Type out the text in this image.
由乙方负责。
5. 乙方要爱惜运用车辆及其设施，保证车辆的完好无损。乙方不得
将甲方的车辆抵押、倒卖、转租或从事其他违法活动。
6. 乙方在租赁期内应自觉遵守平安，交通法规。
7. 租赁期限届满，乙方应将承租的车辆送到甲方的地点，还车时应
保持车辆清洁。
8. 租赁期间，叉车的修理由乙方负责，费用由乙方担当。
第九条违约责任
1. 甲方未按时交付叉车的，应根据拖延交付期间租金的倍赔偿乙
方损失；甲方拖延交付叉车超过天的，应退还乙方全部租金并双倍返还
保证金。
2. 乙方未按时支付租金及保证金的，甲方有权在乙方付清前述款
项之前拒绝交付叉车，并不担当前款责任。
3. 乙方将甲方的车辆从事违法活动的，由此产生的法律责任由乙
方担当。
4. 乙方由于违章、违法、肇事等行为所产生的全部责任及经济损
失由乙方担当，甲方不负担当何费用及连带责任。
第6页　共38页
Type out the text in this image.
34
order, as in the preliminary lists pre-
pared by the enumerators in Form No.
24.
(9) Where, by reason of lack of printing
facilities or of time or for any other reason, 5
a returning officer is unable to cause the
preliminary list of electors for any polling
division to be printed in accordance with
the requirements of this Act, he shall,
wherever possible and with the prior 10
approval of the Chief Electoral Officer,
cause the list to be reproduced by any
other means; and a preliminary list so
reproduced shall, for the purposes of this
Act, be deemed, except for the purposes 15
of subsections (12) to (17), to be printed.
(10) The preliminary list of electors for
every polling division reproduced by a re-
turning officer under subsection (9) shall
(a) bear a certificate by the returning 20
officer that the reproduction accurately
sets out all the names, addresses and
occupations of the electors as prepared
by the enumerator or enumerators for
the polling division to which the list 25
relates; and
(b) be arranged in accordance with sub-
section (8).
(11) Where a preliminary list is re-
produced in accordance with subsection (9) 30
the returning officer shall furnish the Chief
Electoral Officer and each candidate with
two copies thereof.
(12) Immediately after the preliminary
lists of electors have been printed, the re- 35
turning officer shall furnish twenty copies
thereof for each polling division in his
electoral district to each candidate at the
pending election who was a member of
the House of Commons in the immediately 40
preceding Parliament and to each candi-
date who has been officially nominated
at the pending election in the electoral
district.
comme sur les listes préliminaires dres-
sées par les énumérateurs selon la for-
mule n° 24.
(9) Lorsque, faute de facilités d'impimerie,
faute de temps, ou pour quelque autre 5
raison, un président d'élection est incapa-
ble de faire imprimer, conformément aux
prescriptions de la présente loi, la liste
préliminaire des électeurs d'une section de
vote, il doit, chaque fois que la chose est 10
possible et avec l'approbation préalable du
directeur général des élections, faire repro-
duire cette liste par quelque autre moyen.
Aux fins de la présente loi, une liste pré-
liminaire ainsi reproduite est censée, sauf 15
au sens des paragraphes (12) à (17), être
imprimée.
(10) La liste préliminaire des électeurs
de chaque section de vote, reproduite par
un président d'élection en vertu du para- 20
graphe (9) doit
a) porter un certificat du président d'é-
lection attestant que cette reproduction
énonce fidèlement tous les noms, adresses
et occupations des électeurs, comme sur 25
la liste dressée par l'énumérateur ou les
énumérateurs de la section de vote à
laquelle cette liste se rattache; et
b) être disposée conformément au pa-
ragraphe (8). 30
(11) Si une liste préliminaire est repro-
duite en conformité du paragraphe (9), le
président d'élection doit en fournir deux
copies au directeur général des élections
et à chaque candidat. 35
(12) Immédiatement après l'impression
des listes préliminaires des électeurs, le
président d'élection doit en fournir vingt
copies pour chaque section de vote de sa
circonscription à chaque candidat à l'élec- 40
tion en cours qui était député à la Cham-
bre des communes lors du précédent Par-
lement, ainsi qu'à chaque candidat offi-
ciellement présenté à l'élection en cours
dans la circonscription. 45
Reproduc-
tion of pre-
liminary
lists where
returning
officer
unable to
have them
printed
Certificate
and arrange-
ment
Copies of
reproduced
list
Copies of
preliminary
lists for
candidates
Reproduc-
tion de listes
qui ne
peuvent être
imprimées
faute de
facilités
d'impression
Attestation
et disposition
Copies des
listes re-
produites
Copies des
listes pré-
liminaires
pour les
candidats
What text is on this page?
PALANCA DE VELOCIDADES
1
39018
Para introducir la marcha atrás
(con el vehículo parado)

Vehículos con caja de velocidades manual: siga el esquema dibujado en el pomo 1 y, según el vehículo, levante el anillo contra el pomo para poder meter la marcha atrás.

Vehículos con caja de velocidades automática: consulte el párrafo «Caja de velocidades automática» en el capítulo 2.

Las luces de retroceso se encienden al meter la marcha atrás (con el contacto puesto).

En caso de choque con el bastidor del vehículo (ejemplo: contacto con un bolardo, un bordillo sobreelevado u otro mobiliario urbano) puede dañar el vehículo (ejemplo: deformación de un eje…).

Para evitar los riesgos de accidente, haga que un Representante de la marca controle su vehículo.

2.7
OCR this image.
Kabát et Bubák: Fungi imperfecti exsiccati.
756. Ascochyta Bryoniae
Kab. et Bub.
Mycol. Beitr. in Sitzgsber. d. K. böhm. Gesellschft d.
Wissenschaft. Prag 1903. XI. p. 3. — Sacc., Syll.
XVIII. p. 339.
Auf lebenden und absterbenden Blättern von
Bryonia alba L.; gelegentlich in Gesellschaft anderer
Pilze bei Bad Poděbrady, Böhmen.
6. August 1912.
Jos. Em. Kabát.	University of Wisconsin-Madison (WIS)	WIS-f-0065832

•••

■ INSTRUCTIONS TO FOLLOW:
Copy every line of the entries above in which "cause" occurs.

■ CORRECT OUTPUT:
a returning officer is unable to cause the
cause the list to be reproduced by any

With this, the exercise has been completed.